## BEGIN Exercise materials

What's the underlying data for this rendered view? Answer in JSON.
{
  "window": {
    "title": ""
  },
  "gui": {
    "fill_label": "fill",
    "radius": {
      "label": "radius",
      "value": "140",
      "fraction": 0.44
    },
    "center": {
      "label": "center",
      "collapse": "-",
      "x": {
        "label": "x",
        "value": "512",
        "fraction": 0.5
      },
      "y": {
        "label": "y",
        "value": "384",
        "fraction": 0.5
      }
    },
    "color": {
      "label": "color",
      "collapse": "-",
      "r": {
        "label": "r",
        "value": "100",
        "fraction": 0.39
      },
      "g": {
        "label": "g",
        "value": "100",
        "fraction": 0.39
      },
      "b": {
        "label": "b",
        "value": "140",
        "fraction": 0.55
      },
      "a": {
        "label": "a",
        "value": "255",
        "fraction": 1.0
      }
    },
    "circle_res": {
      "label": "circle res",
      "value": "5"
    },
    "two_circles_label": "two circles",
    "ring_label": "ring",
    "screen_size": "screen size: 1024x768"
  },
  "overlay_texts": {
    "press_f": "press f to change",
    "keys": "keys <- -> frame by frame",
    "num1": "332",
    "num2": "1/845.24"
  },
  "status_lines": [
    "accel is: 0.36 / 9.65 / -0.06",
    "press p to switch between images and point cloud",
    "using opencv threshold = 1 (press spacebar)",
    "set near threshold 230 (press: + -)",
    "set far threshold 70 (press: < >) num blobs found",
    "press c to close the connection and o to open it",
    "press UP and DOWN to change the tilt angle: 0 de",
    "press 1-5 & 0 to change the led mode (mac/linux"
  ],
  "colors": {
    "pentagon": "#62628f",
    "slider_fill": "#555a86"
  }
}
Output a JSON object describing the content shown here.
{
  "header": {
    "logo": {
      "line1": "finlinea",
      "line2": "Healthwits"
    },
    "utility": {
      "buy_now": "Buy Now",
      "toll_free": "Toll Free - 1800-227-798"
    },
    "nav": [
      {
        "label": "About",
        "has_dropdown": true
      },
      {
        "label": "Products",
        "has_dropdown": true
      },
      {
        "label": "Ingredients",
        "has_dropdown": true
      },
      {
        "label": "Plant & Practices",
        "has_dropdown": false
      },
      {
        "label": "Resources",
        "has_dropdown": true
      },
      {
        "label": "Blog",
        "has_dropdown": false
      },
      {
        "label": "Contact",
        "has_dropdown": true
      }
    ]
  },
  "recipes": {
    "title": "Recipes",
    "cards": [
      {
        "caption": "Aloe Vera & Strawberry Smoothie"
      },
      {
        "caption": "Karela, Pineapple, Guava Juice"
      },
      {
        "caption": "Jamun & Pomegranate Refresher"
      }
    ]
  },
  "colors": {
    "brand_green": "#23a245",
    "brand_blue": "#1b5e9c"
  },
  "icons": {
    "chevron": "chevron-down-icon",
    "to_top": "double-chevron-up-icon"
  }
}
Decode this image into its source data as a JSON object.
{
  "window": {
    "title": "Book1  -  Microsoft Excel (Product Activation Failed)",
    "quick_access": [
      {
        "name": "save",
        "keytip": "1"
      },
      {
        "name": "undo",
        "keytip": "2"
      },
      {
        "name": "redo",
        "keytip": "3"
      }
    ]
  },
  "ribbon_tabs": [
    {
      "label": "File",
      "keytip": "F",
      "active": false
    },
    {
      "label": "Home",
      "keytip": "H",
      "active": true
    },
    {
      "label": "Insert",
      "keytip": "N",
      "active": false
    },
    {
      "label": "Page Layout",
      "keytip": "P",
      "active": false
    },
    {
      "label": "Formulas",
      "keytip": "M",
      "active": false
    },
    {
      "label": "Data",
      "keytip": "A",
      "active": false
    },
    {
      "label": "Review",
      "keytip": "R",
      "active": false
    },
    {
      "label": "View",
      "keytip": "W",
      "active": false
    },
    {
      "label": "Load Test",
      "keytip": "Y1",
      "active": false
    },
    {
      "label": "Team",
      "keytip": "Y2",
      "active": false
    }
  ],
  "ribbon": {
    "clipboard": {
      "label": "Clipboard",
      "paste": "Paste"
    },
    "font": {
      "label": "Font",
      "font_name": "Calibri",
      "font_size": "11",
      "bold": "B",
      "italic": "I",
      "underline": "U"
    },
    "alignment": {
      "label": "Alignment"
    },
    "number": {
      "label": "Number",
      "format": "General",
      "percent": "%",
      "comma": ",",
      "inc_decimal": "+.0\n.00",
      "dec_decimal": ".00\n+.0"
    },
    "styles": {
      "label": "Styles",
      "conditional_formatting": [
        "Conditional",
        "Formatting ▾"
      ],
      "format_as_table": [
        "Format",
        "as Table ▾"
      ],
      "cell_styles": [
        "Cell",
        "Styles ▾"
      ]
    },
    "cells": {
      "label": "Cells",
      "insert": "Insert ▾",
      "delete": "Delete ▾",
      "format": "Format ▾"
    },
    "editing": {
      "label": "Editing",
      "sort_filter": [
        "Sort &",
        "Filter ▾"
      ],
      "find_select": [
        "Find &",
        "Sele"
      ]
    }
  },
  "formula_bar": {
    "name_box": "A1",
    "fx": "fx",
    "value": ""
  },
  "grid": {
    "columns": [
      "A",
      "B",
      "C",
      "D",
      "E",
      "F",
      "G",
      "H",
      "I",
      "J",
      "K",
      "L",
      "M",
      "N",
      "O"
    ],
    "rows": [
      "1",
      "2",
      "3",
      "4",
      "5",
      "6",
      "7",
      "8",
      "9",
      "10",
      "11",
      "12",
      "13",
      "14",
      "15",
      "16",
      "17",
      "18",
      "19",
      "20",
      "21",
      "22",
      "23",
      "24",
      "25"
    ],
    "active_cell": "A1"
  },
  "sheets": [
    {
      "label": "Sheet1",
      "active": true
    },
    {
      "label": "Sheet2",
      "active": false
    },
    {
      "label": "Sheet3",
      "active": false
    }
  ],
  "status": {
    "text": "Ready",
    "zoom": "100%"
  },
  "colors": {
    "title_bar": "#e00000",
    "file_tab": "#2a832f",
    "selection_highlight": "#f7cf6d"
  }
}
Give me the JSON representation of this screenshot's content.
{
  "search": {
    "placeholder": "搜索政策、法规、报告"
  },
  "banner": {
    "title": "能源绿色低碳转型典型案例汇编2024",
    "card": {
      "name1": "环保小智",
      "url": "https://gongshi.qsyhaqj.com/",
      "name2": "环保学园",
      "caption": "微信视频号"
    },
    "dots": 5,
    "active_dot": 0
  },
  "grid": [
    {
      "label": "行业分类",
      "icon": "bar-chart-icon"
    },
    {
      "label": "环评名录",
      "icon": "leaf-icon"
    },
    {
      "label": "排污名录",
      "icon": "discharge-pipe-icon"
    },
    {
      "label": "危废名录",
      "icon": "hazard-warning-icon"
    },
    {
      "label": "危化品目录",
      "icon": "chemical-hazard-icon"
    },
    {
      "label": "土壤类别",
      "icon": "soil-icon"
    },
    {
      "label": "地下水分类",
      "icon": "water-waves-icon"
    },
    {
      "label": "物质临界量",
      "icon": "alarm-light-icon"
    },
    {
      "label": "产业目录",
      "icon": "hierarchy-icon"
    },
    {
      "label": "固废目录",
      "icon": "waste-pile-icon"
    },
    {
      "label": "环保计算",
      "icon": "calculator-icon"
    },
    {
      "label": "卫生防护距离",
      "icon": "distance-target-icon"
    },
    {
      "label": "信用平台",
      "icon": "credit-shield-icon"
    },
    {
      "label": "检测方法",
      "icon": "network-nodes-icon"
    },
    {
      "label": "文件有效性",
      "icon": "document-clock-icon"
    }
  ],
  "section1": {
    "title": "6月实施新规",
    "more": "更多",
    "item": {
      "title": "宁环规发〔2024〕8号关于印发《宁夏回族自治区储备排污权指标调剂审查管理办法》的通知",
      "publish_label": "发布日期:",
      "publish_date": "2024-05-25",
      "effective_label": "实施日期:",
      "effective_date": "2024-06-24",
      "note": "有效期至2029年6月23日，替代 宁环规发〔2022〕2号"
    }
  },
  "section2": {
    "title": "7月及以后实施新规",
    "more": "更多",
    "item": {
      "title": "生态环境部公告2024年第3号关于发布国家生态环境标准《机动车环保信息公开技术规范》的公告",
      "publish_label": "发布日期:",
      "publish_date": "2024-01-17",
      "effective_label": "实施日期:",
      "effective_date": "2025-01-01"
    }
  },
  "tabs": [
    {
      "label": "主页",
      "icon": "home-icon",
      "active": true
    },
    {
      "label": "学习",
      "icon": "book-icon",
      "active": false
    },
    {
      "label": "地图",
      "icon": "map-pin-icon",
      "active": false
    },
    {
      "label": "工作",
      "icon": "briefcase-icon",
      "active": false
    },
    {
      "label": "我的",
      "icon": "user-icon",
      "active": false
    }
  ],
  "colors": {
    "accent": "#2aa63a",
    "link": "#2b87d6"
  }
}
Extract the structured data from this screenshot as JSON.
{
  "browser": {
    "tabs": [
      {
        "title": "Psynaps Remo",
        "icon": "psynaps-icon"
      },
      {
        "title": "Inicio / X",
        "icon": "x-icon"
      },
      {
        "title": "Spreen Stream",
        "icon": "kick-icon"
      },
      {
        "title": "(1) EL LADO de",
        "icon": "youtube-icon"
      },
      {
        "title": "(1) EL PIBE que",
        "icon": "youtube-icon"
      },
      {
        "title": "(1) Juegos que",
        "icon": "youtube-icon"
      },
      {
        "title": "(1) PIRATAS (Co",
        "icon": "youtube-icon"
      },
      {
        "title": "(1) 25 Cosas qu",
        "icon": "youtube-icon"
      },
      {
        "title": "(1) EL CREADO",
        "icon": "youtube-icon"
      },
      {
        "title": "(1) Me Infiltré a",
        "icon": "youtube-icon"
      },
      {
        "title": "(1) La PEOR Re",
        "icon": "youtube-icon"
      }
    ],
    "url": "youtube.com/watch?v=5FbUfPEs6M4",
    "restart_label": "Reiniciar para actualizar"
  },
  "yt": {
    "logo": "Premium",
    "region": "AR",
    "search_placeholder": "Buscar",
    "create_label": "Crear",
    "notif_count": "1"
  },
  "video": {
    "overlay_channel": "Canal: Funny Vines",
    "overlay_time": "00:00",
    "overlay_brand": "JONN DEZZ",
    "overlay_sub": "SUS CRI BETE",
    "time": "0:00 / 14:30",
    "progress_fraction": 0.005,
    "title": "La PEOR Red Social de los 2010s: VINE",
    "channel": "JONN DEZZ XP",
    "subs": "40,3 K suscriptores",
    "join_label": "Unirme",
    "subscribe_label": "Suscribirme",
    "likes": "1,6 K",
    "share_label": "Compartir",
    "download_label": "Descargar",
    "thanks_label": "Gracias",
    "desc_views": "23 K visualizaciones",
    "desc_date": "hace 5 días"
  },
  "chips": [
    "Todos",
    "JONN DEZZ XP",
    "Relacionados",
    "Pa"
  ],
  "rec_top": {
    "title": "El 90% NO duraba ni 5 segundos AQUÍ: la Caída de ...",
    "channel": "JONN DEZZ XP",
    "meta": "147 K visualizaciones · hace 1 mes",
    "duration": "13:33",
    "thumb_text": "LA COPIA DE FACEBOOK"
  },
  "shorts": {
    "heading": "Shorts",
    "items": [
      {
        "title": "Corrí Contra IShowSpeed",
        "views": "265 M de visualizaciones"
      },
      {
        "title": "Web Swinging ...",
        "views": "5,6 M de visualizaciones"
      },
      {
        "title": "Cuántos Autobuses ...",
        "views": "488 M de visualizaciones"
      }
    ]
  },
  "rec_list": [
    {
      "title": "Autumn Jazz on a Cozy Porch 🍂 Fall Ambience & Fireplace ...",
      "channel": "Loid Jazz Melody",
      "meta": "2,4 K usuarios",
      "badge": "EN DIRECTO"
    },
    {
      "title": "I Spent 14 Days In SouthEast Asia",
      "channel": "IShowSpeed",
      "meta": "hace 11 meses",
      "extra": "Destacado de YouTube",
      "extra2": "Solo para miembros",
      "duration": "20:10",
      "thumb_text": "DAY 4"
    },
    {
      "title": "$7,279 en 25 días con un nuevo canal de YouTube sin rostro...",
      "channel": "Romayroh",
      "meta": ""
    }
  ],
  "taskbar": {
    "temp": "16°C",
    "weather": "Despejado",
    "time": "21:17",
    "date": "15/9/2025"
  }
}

## END Exercise materials

» **Exercise details**: From the data above, show each line that contains "visualizaciones".

» **Task result**:
    "desc_views": "23 K visualizaciones",
    "meta": "147 K visualizaciones · hace 1 mes",
        "views": "265 M de visualizaciones"
        "views": "5,6 M de visualizaciones"
        "views": "488 M de visualizaciones"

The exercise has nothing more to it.